◆ **Goal of the exercise**:
Output each entry exactly; skip nothing.

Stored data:
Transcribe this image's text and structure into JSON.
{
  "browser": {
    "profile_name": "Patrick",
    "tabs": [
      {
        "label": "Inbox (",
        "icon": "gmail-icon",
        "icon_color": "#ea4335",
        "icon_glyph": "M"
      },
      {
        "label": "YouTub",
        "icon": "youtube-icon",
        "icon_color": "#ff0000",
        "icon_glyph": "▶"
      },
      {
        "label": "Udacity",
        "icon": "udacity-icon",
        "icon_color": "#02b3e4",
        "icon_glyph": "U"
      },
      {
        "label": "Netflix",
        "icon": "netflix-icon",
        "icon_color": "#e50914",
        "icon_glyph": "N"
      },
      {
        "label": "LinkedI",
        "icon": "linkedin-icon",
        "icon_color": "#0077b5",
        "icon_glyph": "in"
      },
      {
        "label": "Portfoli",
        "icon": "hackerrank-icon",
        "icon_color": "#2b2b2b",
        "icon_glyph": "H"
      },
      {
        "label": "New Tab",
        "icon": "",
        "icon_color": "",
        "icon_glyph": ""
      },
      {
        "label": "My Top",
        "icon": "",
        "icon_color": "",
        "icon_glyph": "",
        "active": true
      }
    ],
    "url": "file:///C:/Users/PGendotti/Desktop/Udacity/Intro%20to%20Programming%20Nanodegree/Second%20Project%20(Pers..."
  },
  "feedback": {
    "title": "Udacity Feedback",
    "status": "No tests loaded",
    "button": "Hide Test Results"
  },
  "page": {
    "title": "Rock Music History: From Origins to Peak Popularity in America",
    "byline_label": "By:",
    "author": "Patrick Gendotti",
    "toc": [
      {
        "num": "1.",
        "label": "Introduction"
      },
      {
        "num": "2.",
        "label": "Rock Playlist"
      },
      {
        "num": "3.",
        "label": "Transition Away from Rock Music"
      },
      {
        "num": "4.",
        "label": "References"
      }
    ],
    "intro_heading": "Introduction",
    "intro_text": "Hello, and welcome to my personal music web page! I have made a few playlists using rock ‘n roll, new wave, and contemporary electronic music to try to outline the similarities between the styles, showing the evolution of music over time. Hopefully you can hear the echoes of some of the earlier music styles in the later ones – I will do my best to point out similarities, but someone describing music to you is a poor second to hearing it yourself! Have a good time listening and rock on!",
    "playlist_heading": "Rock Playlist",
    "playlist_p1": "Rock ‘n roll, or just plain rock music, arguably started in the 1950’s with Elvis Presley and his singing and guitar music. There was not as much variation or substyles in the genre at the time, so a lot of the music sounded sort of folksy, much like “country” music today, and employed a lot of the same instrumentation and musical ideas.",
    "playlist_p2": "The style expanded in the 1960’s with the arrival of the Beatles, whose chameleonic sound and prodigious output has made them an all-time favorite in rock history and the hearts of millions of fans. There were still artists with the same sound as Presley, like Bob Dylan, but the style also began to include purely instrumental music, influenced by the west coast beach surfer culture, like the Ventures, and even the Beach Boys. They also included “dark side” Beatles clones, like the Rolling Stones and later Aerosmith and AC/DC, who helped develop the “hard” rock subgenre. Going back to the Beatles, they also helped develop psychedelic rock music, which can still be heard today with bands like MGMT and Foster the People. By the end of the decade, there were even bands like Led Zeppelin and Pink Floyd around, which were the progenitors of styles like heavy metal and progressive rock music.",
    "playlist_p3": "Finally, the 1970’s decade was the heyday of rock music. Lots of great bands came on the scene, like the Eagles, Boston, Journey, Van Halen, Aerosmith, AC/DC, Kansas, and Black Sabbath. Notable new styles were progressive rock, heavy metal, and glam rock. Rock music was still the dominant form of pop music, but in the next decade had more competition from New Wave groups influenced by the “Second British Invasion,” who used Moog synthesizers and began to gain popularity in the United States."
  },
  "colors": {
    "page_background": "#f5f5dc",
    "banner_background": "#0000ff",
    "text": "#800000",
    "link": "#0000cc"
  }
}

◆ **Written answer**:
Transcribe this image's text and structure into JSON.
{
  "browser": {
    "profile_name": "Patrick",
    "tabs": [
      {
        "label": "Inbox (",
        "icon": "gmail-icon",
        "icon_color": "#ea4335",
        "icon_glyph": "M"
      },
      {
        "label": "YouTub",
        "icon": "youtube-icon",
        "icon_color": "#ff0000",
        "icon_glyph": "▶"
      },
      {
        "label": "Udacity",
        "icon": "udacity-icon",
        "icon_color": "#02b3e4",
        "icon_glyph": "U"
      },
      {
        "label": "Netflix",
        "icon": "netflix-icon",
        "icon_color": "#e50914",
        "icon_glyph": "N"
      },
      {
        "label": "LinkedI",
        "icon": "linkedin-icon",
        "icon_color": "#0077b5",
        "icon_glyph": "in"
      },
      {
        "label": "Portfoli",
        "icon": "hackerrank-icon",
        "icon_color": "#2b2b2b",
        "icon_glyph": "H"
      },
      {
        "label": "New Tab",
        "icon": "",
        "icon_color": "",
        "icon_glyph": ""
      },
      {
        "label": "My Top",
        "icon": "",
        "icon_color": "",
        "icon_glyph": "",
        "active": true
      }
    ],
    "url": "file:///C:/Users/PGendotti/Desktop/Udacity/Intro%20to%20Programming%20Nanodegree/Second%20Project%20(Pers..."
  },
  "feedback": {
    "title": "Udacity Feedback",
    "status": "No tests loaded",
    "button": "Hide Test Results"
  },
  "page": {
    "title": "Rock Music History: From Origins to Peak Popularity in America",
    "byline_label": "By:",
    "author": "Patrick Gendotti",
    "toc": [
      {
        "num": "1.",
        "label": "Introduction"
      },
      {
        "num": "2.",
        "label": "Rock Playlist"
      },
      {
        "num": "3.",
        "label": "Transition Away from Rock Music"
      },
      {
        "num": "4.",
        "label": "References"
      }
    ],
    "intro_heading": "Introduction",
    "intro_text": "Hello, and welcome to my personal music web page! I have made a few playlists using rock ‘n roll, new wave, and contemporary electronic music to try to outline the similarities between the styles, showing the evolution of music over time. Hopefully you can hear the echoes of some of the earlier music styles in the later ones – I will do my best to point out similarities, but someone describing music to you is a poor second to hearing it yourself! Have a good time listening and rock on!",
    "playlist_heading": "Rock Playlist",
    "playlist_p1": "Rock ‘n roll, or just plain rock music, arguably started in the 1950’s with Elvis Presley and his singing and guitar music. There was not as much variation or substyles in the genre at the time, so a lot of the music sounded sort of folksy, much like “country” music today, and employed a lot of the same instrumentation and musical ideas.",
    "playlist_p2": "The style expanded in the 1960’s with the arrival of the Beatles, whose chameleonic sound and prodigious output has made them an all-time favorite in rock history and the hearts of millions of fans. There were still artists with the same sound as Presley, like Bob Dylan, but the style also began to include purely instrumental music, influenced by the west coast beach surfer culture, like the Ventures, and even the Beach Boys. They also included “dark side” Beatles clones, like the Rolling Stones and later Aerosmith and AC/DC, who helped develop the “hard” rock subgenre. Going back to the Beatles, they also helped develop psychedelic rock music, which can still be heard today with bands like MGMT and Foster the People. By the end of the decade, there were even bands like Led Zeppelin and Pink Floyd around, which were the progenitors of styles like heavy metal and progressive rock music.",
    "playlist_p3": "Finally, the 1970’s decade was the heyday of rock music. Lots of great bands came on the scene, like the Eagles, Boston, Journey, Van Halen, Aerosmith, AC/DC, Kansas, and Black Sabbath. Notable new styles were progressive rock, heavy metal, and glam rock. Rock music was still the dominant form of pop music, but in the next decade had more competition from New Wave groups influenced by the “Second British Invasion,” who used Moog synthesizers and began to gain popularity in the United States."
  },
  "colors": {
    "page_background": "#f5f5dc",
    "banner_background": "#0000ff",
    "text": "#800000",
    "link": "#0000cc"
  }
}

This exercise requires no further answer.